┌─ Data supplied

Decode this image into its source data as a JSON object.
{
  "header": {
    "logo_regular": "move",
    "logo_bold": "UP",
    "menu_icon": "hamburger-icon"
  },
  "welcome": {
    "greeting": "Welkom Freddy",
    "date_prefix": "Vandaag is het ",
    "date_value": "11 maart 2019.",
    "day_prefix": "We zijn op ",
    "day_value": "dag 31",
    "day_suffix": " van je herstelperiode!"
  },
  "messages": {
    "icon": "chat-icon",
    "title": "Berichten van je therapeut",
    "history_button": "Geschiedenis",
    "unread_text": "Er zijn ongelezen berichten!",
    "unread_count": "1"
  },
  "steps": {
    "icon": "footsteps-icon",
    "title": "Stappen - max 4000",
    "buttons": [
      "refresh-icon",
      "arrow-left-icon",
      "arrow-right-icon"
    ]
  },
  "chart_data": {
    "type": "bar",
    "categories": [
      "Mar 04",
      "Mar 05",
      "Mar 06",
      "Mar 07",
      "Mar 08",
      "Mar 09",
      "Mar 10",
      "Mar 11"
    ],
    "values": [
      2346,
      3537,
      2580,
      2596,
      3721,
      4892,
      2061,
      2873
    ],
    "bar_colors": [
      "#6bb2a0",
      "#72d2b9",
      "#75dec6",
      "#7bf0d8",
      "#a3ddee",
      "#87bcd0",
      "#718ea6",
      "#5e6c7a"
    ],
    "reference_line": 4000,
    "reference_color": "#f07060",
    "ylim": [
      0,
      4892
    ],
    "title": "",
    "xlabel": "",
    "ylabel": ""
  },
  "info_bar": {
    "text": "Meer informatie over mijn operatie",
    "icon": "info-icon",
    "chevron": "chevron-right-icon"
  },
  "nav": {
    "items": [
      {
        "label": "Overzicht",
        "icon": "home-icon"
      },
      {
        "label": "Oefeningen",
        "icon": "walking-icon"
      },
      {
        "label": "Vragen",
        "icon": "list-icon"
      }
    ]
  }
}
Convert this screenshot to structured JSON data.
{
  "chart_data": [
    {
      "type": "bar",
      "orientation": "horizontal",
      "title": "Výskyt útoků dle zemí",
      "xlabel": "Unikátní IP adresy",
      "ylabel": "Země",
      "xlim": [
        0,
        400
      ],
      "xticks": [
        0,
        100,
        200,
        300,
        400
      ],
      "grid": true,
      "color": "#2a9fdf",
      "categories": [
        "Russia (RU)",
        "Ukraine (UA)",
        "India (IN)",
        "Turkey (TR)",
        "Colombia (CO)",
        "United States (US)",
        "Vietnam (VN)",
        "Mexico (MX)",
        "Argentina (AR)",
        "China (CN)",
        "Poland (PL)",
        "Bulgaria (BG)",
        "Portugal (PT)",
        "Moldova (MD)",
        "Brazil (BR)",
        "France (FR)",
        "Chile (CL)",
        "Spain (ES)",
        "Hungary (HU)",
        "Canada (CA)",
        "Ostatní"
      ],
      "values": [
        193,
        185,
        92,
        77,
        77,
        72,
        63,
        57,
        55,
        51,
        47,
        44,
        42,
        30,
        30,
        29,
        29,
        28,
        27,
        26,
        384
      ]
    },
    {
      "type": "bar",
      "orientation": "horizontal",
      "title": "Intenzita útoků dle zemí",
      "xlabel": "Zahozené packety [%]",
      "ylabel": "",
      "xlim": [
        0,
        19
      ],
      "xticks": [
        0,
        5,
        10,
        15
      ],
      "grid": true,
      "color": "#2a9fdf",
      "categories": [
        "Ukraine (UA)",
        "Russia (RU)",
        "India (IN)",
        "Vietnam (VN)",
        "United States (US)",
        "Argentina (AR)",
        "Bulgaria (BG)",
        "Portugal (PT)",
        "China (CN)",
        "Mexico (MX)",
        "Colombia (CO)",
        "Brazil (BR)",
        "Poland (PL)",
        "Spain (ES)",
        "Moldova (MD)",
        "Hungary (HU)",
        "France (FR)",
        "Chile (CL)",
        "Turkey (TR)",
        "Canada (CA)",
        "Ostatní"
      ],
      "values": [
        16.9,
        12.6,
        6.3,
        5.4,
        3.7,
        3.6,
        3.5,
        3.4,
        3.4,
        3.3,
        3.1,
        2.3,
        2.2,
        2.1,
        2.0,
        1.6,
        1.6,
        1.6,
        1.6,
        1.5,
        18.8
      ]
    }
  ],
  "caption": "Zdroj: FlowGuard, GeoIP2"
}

└─

**Exercise brief:**
Return the entries above exactly as they appear.

**Completed task:**
Decode this image into its source data as a JSON object.
{
  "header": {
    "logo_regular": "move",
    "logo_bold": "UP",
    "menu_icon": "hamburger-icon"
  },
  "welcome": {
    "greeting": "Welkom Freddy",
    "date_prefix": "Vandaag is het ",
    "date_value": "11 maart 2019.",
    "day_prefix": "We zijn op ",
    "day_value": "dag 31",
    "day_suffix": " van je herstelperiode!"
  },
  "messages": {
    "icon": "chat-icon",
    "title": "Berichten van je therapeut",
    "history_button": "Geschiedenis",
    "unread_text": "Er zijn ongelezen berichten!",
    "unread_count": "1"
  },
  "steps": {
    "icon": "footsteps-icon",
    "title": "Stappen - max 4000",
    "buttons": [
      "refresh-icon",
      "arrow-left-icon",
      "arrow-right-icon"
    ]
  },
  "chart_data": {
    "type": "bar",
    "categories": [
      "Mar 04",
      "Mar 05",
      "Mar 06",
      "Mar 07",
      "Mar 08",
      "Mar 09",
      "Mar 10",
      "Mar 11"
    ],
    "values": [
      2346,
      3537,
      2580,
      2596,
      3721,
      4892,
      2061,
      2873
    ],
    "bar_colors": [
      "#6bb2a0",
      "#72d2b9",
      "#75dec6",
      "#7bf0d8",
      "#a3ddee",
      "#87bcd0",
      "#718ea6",
      "#5e6c7a"
    ],
    "reference_line": 4000,
    "reference_color": "#f07060",
    "ylim": [
      0,
      4892
    ],
    "title": "",
    "xlabel": "",
    "ylabel": ""
  },
  "info_bar": {
    "text": "Meer informatie over mijn operatie",
    "icon": "info-icon",
    "chevron": "chevron-right-icon"
  },
  "nav": {
    "items": [
      {
        "label": "Overzicht",
        "icon": "home-icon"
      },
      {
        "label": "Oefeningen",
        "icon": "walking-icon"
      },
      {
        "label": "Vragen",
        "icon": "list-icon"
      }
    ]
  }
}
Convert this screenshot to structured JSON data.
{
  "chart_data": [
    {
      "type": "bar",
      "orientation": "horizontal",
      "title": "Výskyt útoků dle zemí",
      "xlabel": "Unikátní IP adresy",
      "ylabel": "Země",
      "xlim": [
        0,
        400
      ],
      "xticks": [
        0,
        100,
        200,
        300,
        400
      ],
      "grid": true,
      "color": "#2a9fdf",
      "categories": [
        "Russia (RU)",
        "Ukraine (UA)",
        "India (IN)",
        "Turkey (TR)",
        "Colombia (CO)",
        "United States (US)",
        "Vietnam (VN)",
        "Mexico (MX)",
        "Argentina (AR)",
        "China (CN)",
        "Poland (PL)",
        "Bulgaria (BG)",
        "Portugal (PT)",
        "Moldova (MD)",
        "Brazil (BR)",
        "France (FR)",
        "Chile (CL)",
        "Spain (ES)",
        "Hungary (HU)",
        "Canada (CA)",
        "Ostatní"
      ],
      "values": [
        193,
        185,
        92,
        77,
        77,
        72,
        63,
        57,
        55,
        51,
        47,
        44,
        42,
        30,
        30,
        29,
        29,
        28,
        27,
        26,
        384
      ]
    },
    {
      "type": "bar",
      "orientation": "horizontal",
      "title": "Intenzita útoků dle zemí",
      "xlabel": "Zahozené packety [%]",
      "ylabel": "",
      "xlim": [
        0,
        19
      ],
      "xticks": [
        0,
        5,
        10,
        15
      ],
      "grid": true,
      "color": "#2a9fdf",
      "categories": [
        "Ukraine (UA)",
        "Russia (RU)",
        "India (IN)",
        "Vietnam (VN)",
        "United States (US)",
        "Argentina (AR)",
        "Bulgaria (BG)",
        "Portugal (PT)",
        "China (CN)",
        "Mexico (MX)",
        "Colombia (CO)",
        "Brazil (BR)",
        "Poland (PL)",
        "Spain (ES)",
        "Moldova (MD)",
        "Hungary (HU)",
        "France (FR)",
        "Chile (CL)",
        "Turkey (TR)",
        "Canada (CA)",
        "Ostatní"
      ],
      "values": [
        16.9,
        12.6,
        6.3,
        5.4,
        3.7,
        3.6,
        3.5,
        3.4,
        3.4,
        3.3,
        3.1,
        2.3,
        2.2,
        2.1,
        2.0,
        1.6,
        1.6,
        1.6,
        1.6,
        1.5,
        18.8
      ]
    }
  ],
  "caption": "Zdroj: FlowGuard, GeoIP2"
}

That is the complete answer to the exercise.